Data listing
** Begin **

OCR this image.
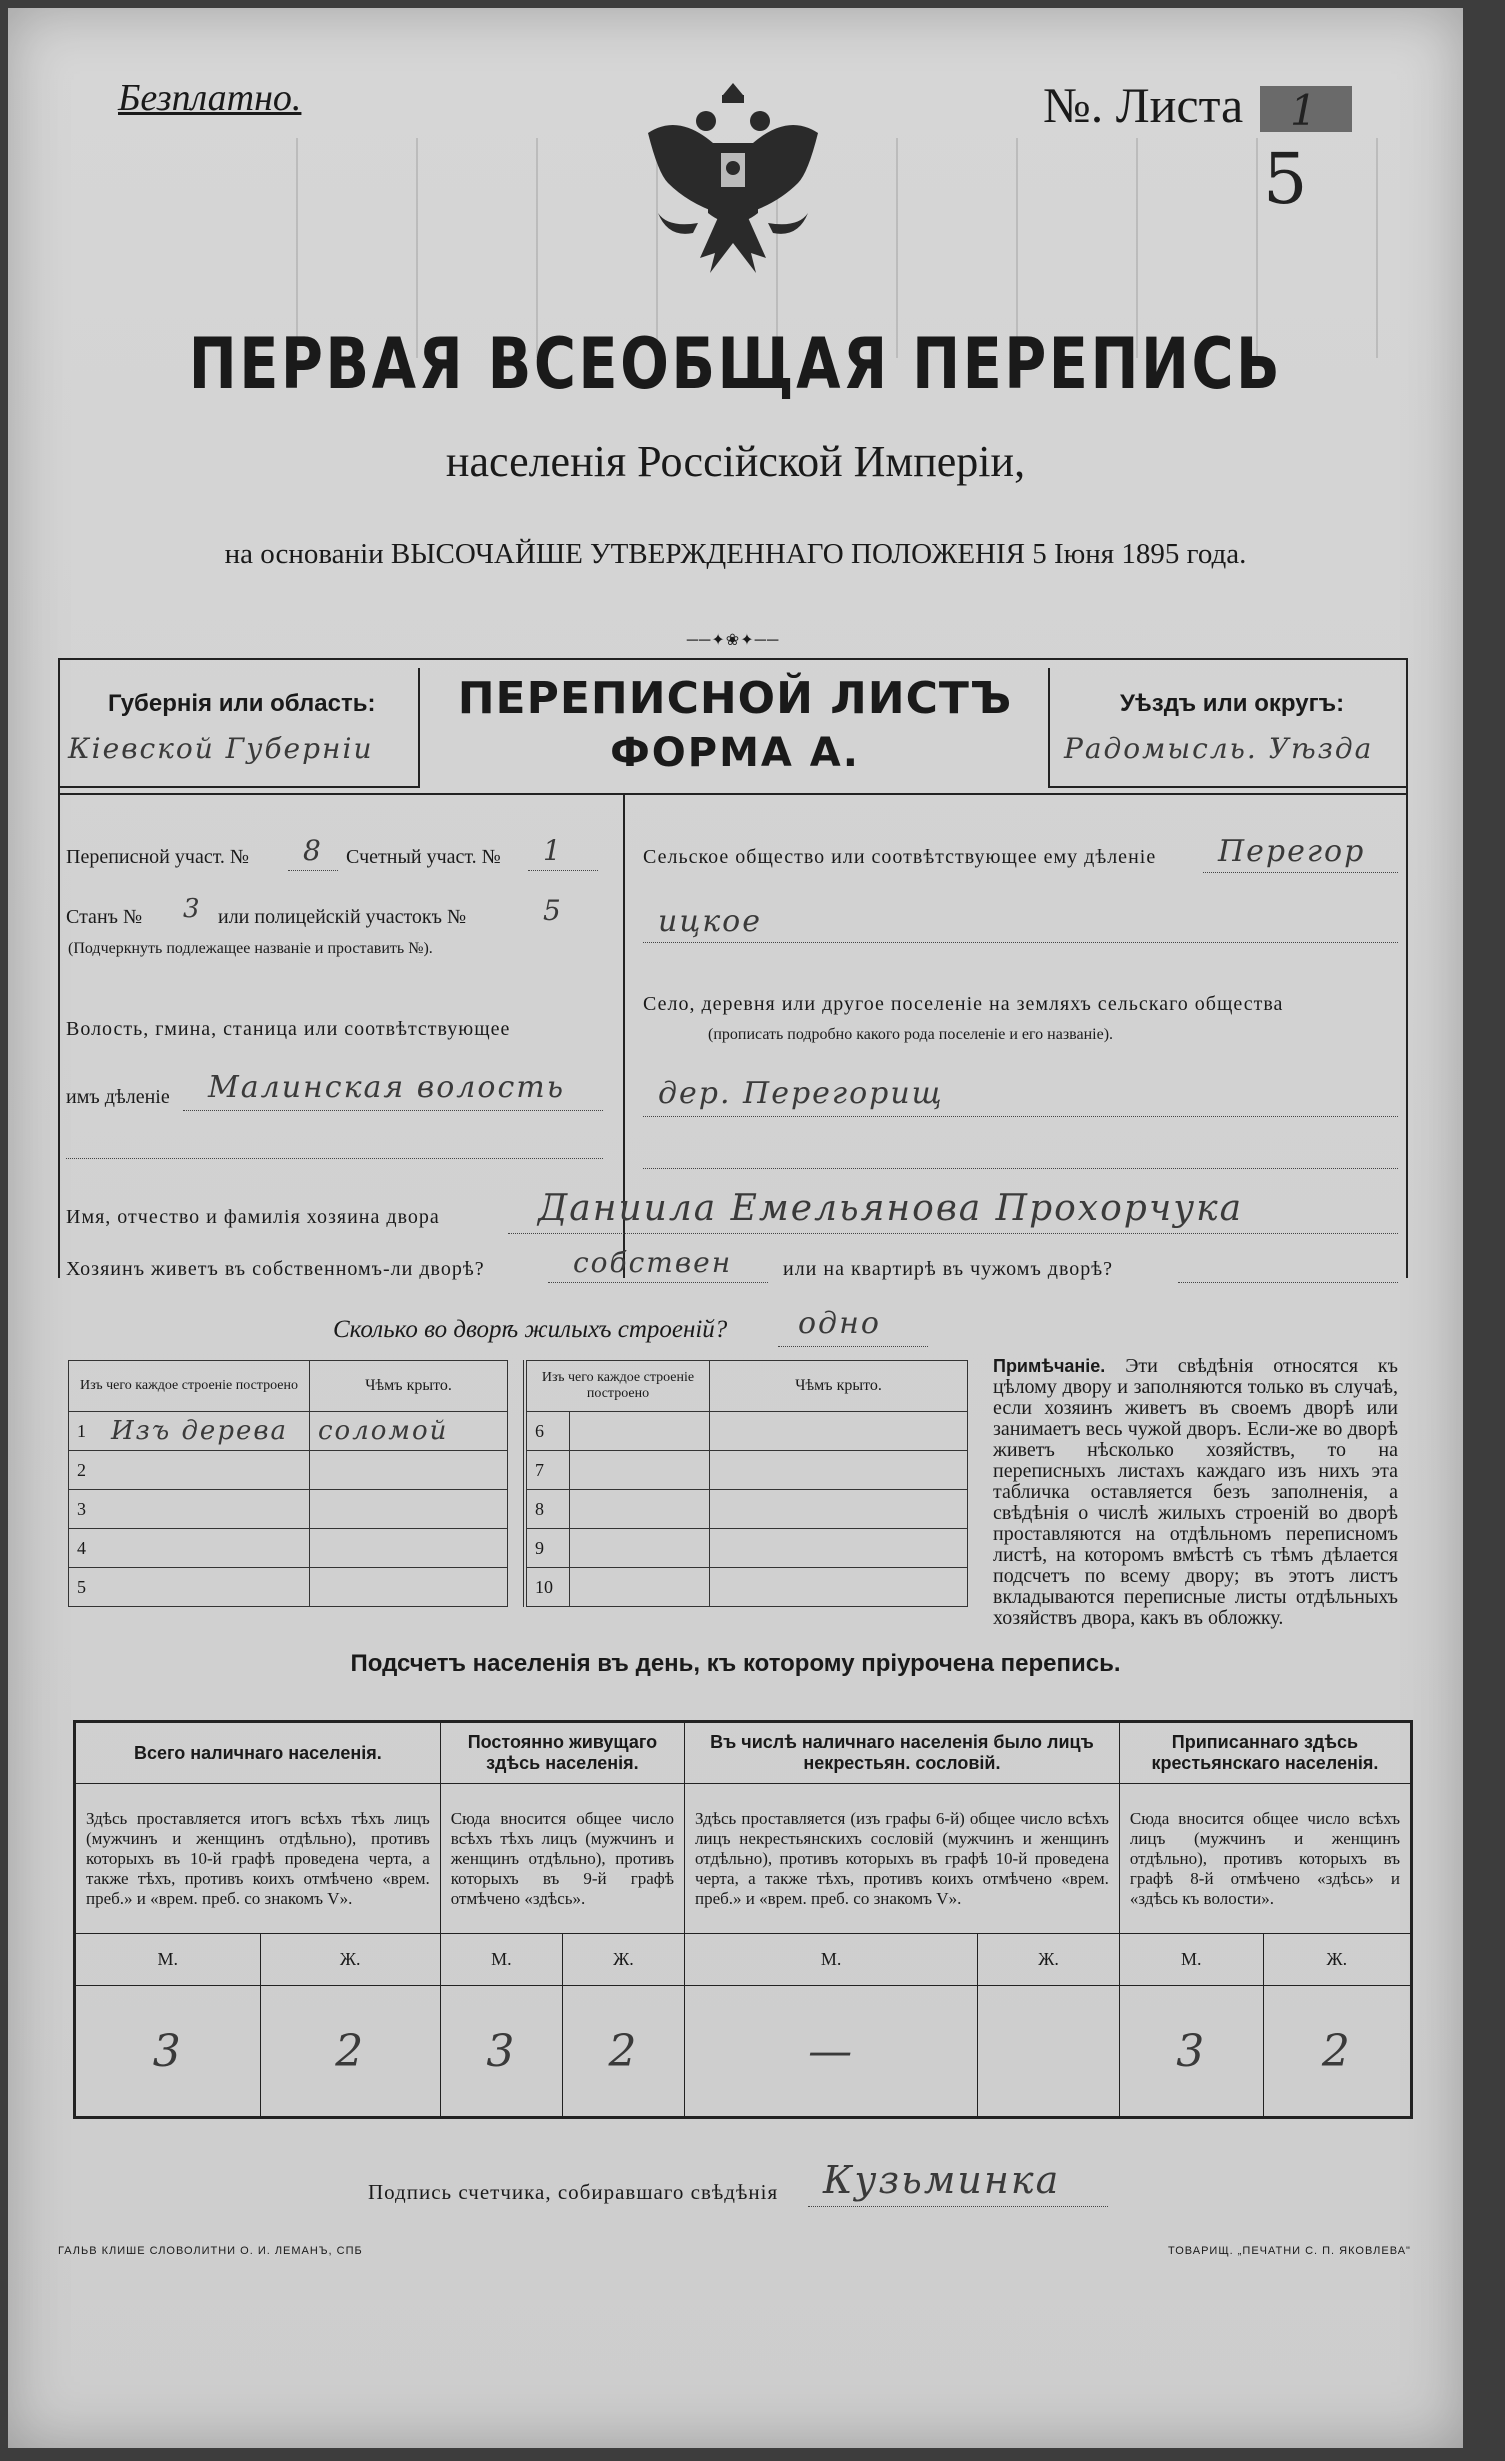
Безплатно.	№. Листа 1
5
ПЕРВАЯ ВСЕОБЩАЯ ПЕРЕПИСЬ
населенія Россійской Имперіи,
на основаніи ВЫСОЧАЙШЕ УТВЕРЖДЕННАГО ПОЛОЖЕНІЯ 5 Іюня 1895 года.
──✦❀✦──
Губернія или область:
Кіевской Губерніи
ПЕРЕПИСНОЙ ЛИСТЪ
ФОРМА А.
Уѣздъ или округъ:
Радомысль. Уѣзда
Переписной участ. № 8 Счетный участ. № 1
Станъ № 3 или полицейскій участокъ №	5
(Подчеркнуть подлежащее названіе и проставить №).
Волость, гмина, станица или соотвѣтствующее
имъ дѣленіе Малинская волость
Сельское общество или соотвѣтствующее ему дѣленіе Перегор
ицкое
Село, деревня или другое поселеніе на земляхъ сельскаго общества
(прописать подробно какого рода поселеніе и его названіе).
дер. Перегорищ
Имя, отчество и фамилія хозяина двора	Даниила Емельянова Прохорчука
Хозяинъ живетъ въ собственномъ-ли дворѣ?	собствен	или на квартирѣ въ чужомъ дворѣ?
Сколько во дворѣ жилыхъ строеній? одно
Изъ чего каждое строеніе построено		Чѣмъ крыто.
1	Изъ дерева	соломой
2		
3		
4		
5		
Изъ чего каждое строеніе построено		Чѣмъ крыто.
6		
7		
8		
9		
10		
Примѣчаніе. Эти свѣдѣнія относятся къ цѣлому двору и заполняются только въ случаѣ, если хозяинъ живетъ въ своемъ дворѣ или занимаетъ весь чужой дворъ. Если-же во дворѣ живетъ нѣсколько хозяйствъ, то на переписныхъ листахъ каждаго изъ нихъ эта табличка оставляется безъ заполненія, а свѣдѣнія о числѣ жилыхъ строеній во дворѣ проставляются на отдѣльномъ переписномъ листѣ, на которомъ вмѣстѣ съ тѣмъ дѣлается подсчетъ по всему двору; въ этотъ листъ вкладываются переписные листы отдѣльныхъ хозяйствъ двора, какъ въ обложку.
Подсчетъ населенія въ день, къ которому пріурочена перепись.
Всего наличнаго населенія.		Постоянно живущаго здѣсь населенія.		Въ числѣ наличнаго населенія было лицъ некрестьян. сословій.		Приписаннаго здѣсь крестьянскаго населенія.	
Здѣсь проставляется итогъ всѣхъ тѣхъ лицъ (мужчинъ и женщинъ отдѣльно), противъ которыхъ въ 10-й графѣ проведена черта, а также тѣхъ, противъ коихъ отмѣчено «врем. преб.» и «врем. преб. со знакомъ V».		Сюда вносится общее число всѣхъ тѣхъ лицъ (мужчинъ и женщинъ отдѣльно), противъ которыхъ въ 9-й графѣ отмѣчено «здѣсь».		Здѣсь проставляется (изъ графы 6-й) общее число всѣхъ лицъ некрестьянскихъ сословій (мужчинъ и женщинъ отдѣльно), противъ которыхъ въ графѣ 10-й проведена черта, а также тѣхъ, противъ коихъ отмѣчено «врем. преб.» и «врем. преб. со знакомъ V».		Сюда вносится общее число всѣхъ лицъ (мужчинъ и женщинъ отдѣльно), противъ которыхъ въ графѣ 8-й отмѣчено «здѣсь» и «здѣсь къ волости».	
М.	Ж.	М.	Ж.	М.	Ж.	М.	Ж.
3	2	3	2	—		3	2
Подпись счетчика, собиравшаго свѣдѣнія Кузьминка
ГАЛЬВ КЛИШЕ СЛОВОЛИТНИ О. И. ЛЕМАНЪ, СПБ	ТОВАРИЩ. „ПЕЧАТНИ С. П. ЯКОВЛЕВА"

** End **
** Begin **

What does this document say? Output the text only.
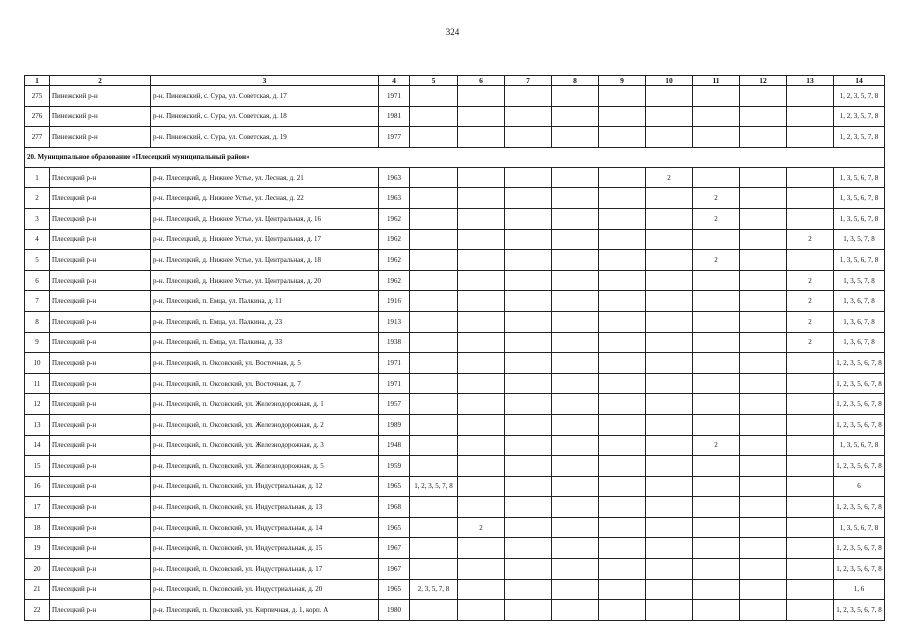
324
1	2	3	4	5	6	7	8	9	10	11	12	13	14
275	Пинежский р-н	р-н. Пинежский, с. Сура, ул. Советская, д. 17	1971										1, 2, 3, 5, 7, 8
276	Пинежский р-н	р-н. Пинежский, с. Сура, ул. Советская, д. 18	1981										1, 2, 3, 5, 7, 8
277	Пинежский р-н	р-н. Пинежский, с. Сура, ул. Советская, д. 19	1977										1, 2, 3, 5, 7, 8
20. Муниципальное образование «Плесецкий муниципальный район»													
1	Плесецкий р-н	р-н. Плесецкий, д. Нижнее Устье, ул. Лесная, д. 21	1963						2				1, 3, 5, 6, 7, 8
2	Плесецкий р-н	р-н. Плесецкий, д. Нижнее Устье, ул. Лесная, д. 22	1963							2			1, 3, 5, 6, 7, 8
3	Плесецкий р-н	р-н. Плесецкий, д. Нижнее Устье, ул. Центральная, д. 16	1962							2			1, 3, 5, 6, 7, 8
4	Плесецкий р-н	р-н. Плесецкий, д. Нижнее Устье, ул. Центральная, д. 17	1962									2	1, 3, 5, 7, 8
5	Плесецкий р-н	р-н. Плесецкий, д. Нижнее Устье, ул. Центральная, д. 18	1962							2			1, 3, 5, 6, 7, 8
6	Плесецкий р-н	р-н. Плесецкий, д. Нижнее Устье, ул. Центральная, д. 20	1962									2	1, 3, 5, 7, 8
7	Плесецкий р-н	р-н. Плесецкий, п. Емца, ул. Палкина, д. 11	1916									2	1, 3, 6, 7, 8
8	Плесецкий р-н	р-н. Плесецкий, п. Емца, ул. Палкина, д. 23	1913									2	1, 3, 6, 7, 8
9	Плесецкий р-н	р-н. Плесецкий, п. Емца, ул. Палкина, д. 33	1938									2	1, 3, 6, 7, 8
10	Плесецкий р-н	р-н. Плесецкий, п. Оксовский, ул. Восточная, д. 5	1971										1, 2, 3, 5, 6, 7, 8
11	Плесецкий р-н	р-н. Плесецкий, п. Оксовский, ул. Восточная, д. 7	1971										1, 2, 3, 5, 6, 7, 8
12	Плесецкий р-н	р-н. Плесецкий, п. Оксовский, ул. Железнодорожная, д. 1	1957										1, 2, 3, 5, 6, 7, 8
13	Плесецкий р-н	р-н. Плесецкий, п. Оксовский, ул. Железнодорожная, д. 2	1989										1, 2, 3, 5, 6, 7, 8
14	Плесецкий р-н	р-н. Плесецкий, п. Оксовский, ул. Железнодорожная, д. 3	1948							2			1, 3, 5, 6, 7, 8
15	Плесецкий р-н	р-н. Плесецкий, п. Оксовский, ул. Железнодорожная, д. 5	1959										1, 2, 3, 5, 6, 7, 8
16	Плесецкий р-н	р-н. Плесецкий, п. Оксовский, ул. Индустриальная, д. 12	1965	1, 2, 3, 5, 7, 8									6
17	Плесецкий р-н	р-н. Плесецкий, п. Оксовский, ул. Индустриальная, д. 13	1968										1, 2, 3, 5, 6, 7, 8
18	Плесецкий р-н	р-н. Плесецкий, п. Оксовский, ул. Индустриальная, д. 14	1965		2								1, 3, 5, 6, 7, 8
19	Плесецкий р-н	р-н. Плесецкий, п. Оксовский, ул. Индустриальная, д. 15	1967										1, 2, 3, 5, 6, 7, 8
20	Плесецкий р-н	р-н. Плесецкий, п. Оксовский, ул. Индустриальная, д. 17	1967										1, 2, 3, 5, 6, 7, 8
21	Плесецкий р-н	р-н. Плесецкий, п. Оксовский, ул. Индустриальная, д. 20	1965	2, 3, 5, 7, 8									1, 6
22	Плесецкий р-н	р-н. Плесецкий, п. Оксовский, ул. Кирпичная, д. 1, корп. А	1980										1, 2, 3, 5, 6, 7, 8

** End **
** Begin **

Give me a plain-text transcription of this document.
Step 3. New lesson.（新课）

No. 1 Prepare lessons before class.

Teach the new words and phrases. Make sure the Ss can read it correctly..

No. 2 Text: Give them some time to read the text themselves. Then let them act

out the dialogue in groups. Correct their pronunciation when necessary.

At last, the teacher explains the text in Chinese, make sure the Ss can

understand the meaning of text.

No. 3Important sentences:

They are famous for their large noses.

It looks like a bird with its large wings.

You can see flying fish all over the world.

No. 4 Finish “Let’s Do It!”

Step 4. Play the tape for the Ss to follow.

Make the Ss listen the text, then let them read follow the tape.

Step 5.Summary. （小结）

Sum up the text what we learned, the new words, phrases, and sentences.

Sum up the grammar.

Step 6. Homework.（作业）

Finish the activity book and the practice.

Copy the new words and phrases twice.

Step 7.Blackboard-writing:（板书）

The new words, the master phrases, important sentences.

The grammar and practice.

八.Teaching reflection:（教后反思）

** End **

**GIVEN EXERCISE**: Using the records above, pull out each line where the word "their" occurs.

**TASK RESPONSE**:
out the dialogue in groups. Correct their pronunciation when necessary.
They are famous for their large noses.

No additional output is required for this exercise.